Given data:
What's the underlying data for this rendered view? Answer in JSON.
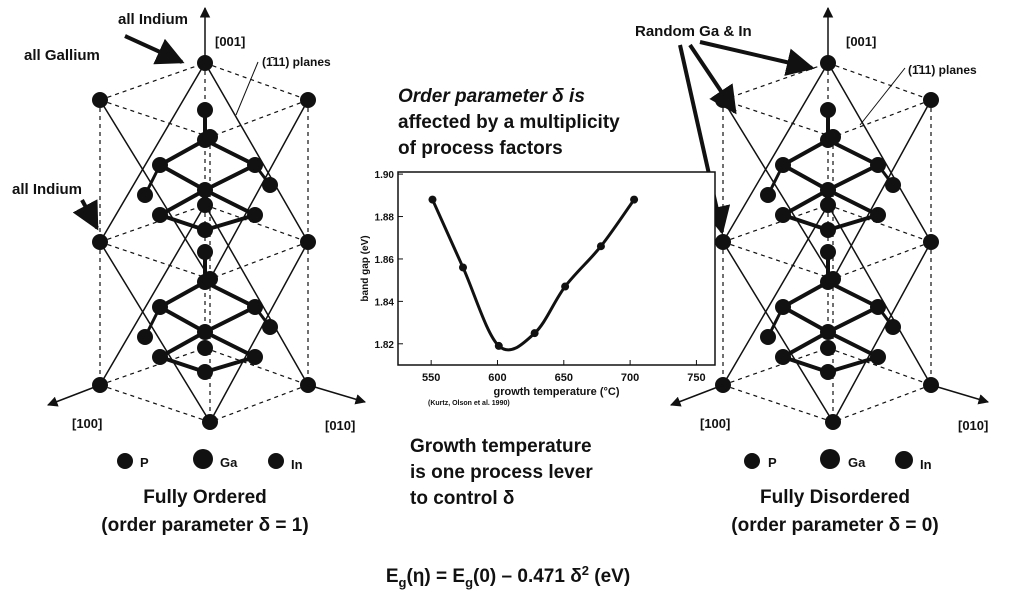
{
  "left": {
    "label_top": "all Indium",
    "label_gallium": "all Gallium",
    "label_mid": "all Indium",
    "axis_001": "[001]",
    "planes": "(1̄11) planes",
    "axis_100": "[100]",
    "axis_010": "[010]",
    "legend": [
      "P",
      "Ga",
      "In"
    ],
    "caption": "Fully Ordered",
    "caption2": "(order parameter δ = 1)"
  },
  "middle": {
    "heading": [
      "Order parameter δ is",
      "affected by a multiplicity",
      "of process factors"
    ],
    "note": [
      "Growth  temperature",
      "is one process lever",
      "to control δ"
    ]
  },
  "chart_data": {
    "type": "scatter",
    "x_label": "growth temperature (°C)",
    "y_label": "band gap (eV)",
    "citation": "(Kurtz, Olson et al. 1990)",
    "x": [
      551,
      574,
      601,
      628,
      651,
      678,
      703
    ],
    "values": [
      1.888,
      1.856,
      1.819,
      1.825,
      1.847,
      1.866,
      1.888
    ],
    "color": "#111",
    "xlim": [
      525,
      764
    ],
    "ylim": [
      1.81,
      1.901
    ],
    "xticks": [
      550,
      600,
      650,
      700,
      750
    ],
    "yticks": [
      1.82,
      1.84,
      1.86,
      1.88,
      {
        "value": 1.9,
        "label": "1.90"
      }
    ]
  },
  "right": {
    "label_top": "Random Ga & In",
    "axis_001": "[001]",
    "planes": "(1̄11) planes",
    "axis_100": "[100]",
    "axis_010": "[010]",
    "legend": [
      "P",
      "Ga",
      "In"
    ],
    "caption": "Fully Disordered",
    "caption2": "(order parameter δ = 0)"
  },
  "equation": [
    "E",
    "g",
    "(η) = E",
    "g",
    "(0) – 0.471 δ",
    "2",
    " (eV)"
  ]
}
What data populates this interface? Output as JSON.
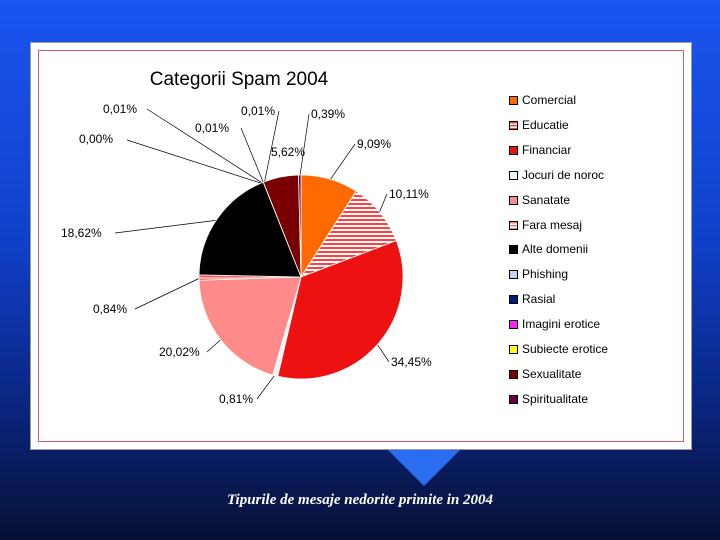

Description of the task: Output every entry exactly as given; pictures are not part of the copy.

Exercise solution:
What's the underlying data for this rendered view? Answer in JSON.
{
  "left": {
    "label_top": "all Indium",
    "label_gallium": "all Gallium",
    "label_mid": "all Indium",
    "axis_001": "[001]",
    "planes": "(1̄11) planes",
    "axis_100": "[100]",
    "axis_010": "[010]",
    "legend": [
      "P",
      "Ga",
      "In"
    ],
    "caption": "Fully Ordered",
    "caption2": "(order parameter δ = 1)"
  },
  "middle": {
    "heading": [
      "Order parameter δ is",
      "affected by a multiplicity",
      "of process factors"
    ],
    "note": [
      "Growth  temperature",
      "is one process lever",
      "to control δ"
    ]
  },
  "chart_data": {
    "type": "scatter",
    "x_label": "growth temperature (°C)",
    "y_label": "band gap (eV)",
    "citation": "(Kurtz, Olson et al. 1990)",
    "x": [
      551,
      574,
      601,
      628,
      651,
      678,
      703
    ],
    "values": [
      1.888,
      1.856,
      1.819,
      1.825,
      1.847,
      1.866,
      1.888
    ],
    "color": "#111",
    "xlim": [
      525,
      764
    ],
    "ylim": [
      1.81,
      1.901
    ],
    "xticks": [
      550,
      600,
      650,
      700,
      750
    ],
    "yticks": [
      1.82,
      1.84,
      1.86,
      1.88,
      {
        "value": 1.9,
        "label": "1.90"
      }
    ]
  },
  "right": {
    "label_top": "Random Ga & In",
    "axis_001": "[001]",
    "planes": "(1̄11) planes",
    "axis_100": "[100]",
    "axis_010": "[010]",
    "legend": [
      "P",
      "Ga",
      "In"
    ],
    "caption": "Fully Disordered",
    "caption2": "(order parameter δ = 0)"
  },
  "equation": [
    "E",
    "g",
    "(η) = E",
    "g",
    "(0) – 0.471 δ",
    "2",
    " (eV)"
  ]
}
What data populates this interface? Output as JSON.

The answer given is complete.